--- Start ---

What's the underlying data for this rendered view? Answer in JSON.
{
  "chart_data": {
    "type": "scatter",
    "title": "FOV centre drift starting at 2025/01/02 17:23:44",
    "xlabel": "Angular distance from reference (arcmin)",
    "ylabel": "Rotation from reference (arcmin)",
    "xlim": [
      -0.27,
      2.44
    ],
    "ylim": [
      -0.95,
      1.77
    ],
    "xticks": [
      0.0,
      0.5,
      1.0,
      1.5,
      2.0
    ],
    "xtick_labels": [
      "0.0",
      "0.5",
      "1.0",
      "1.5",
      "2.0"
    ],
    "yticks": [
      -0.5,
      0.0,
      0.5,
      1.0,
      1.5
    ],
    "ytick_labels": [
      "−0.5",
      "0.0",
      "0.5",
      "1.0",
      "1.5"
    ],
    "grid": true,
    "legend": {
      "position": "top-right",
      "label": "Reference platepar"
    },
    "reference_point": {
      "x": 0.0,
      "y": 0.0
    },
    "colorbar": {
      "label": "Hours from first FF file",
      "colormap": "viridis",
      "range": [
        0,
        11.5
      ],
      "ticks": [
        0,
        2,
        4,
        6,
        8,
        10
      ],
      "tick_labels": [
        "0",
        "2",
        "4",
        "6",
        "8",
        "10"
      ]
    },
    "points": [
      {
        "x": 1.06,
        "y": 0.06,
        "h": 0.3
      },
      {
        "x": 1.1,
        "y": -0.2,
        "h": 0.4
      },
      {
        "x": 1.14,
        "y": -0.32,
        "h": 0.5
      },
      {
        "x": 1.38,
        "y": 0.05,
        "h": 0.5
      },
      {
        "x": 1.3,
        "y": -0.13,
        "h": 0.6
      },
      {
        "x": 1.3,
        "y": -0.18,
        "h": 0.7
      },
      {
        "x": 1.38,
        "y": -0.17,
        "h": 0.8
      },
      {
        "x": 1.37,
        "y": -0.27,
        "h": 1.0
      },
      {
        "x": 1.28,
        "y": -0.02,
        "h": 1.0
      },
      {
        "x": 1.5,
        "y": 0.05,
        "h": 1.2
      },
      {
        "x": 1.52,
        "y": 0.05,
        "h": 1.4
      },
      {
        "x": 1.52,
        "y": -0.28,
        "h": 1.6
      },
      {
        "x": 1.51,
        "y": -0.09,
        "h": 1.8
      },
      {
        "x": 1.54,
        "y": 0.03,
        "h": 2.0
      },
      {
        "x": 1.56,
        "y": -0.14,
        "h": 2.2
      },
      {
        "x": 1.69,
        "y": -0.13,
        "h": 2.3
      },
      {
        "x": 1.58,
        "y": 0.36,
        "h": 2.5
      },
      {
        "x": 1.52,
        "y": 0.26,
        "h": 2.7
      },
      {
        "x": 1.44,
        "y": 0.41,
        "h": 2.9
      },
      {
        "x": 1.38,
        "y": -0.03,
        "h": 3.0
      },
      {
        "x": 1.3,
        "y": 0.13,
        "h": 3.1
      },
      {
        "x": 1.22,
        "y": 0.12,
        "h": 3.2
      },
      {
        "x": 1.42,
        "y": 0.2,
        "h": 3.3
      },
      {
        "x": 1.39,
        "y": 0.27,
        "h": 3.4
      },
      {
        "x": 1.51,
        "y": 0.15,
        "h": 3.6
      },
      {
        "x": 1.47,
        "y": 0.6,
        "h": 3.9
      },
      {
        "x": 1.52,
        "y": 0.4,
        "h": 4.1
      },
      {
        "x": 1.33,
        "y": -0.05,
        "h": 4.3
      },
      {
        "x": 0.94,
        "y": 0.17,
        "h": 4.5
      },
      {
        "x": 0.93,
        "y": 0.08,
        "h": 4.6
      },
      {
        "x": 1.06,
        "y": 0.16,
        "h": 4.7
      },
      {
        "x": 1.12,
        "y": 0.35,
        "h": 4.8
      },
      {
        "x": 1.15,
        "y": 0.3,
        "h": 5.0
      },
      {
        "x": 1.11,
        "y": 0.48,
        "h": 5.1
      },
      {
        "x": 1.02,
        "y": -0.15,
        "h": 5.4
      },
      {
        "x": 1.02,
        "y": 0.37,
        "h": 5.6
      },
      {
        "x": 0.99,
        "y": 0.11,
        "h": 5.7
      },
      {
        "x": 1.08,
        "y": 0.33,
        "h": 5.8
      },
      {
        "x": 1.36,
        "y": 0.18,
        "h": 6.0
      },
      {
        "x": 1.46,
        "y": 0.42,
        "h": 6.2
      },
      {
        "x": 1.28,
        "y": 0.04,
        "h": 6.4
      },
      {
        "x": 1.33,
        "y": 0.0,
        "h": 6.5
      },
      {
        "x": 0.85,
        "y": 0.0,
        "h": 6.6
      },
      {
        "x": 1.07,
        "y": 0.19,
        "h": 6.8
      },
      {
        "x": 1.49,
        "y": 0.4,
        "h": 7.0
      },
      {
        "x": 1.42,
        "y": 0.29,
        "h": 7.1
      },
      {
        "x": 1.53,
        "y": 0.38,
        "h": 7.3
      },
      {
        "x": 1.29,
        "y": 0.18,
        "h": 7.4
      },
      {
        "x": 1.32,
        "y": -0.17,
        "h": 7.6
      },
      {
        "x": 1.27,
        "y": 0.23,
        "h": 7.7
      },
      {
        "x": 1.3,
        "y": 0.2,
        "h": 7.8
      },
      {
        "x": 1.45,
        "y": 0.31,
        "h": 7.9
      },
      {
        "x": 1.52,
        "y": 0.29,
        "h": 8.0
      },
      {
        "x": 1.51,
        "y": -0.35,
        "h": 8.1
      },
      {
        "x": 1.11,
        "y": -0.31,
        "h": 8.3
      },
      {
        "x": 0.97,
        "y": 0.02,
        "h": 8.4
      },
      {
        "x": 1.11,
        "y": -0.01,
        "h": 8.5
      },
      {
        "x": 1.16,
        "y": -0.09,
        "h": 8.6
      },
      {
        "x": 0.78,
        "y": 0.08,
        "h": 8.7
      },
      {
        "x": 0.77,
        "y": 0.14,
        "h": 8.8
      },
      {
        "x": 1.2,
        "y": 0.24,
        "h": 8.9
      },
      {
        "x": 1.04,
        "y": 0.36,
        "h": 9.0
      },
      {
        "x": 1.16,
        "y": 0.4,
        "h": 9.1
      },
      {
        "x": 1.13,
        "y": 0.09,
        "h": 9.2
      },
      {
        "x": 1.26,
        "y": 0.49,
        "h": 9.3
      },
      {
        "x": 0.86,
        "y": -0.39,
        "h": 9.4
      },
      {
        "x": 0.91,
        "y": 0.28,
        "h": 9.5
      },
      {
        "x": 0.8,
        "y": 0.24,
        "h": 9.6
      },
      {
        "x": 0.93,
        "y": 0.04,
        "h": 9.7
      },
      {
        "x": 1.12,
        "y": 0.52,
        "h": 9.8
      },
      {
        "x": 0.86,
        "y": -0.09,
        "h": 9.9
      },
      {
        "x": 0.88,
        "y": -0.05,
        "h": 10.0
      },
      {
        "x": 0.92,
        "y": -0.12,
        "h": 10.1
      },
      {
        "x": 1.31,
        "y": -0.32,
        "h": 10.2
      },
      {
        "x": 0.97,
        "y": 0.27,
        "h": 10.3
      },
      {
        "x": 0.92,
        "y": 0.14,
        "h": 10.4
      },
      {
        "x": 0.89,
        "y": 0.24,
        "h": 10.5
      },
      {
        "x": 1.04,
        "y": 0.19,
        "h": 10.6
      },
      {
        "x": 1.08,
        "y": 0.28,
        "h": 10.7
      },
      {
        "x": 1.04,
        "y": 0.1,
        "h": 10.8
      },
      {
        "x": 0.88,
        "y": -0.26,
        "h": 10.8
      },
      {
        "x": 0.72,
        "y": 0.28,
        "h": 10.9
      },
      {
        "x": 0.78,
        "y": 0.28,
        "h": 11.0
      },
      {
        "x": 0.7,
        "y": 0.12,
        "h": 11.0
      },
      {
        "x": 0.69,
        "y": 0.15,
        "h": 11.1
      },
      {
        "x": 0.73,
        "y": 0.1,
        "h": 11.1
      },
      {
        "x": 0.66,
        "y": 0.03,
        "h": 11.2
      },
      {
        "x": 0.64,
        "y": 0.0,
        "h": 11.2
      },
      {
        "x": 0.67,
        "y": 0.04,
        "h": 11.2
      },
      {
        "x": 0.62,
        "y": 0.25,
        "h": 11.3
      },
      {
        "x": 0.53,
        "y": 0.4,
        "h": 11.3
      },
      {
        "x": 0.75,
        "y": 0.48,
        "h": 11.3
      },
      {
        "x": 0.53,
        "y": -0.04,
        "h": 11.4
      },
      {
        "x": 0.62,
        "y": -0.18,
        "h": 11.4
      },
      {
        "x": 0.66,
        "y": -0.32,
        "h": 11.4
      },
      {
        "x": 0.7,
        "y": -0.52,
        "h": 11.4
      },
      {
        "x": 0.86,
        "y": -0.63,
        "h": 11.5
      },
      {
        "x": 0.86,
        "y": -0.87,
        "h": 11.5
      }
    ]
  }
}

--- End ---

Copy every line of the records above that holds the word "arcmin".

    "xlabel": "Angular distance from reference (arcmin)",
    "ylabel": "Rotation from reference (arcmin)",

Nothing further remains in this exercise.